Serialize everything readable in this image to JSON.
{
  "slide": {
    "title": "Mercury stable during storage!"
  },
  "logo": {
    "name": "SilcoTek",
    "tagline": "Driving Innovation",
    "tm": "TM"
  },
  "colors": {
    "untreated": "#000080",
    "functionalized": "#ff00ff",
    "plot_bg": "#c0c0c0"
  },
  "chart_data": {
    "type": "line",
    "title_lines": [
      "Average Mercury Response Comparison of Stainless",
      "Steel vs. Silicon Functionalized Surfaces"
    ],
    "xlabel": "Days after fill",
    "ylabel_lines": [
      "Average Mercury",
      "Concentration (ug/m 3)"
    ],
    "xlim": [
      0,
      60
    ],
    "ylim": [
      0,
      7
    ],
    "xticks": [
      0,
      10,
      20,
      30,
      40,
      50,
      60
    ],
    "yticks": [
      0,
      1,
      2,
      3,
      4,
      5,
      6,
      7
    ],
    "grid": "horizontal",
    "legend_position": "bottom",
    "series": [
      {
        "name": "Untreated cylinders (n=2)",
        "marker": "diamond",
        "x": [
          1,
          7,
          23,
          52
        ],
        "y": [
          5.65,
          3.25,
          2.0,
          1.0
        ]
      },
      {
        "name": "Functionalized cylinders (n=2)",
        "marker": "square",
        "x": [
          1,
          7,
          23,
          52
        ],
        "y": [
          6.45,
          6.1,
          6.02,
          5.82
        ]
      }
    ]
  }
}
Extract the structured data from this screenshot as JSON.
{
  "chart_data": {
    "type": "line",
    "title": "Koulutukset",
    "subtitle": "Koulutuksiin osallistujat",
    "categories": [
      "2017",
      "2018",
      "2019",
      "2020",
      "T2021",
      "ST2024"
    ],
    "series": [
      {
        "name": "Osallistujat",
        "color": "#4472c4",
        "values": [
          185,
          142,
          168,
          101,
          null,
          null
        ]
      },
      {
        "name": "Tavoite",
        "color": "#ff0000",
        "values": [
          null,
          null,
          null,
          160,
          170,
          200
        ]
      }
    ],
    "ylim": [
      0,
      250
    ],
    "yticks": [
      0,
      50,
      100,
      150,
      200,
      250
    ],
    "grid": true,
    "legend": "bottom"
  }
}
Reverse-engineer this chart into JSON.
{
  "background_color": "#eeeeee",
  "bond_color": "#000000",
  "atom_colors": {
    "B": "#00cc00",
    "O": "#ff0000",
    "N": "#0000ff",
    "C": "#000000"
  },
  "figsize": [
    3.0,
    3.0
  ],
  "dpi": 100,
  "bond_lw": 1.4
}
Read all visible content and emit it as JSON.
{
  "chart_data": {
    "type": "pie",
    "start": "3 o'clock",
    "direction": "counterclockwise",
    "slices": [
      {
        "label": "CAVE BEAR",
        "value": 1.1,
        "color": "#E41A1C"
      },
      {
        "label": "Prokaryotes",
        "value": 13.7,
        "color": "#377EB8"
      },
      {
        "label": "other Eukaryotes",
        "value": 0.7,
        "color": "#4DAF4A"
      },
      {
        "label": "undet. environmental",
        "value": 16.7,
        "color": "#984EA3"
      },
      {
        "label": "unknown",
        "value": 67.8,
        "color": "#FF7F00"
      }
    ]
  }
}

STATED GOAL: Tell how many lines of the data include the word "this", and nothing else.

ANSWER TO THE TASK: 3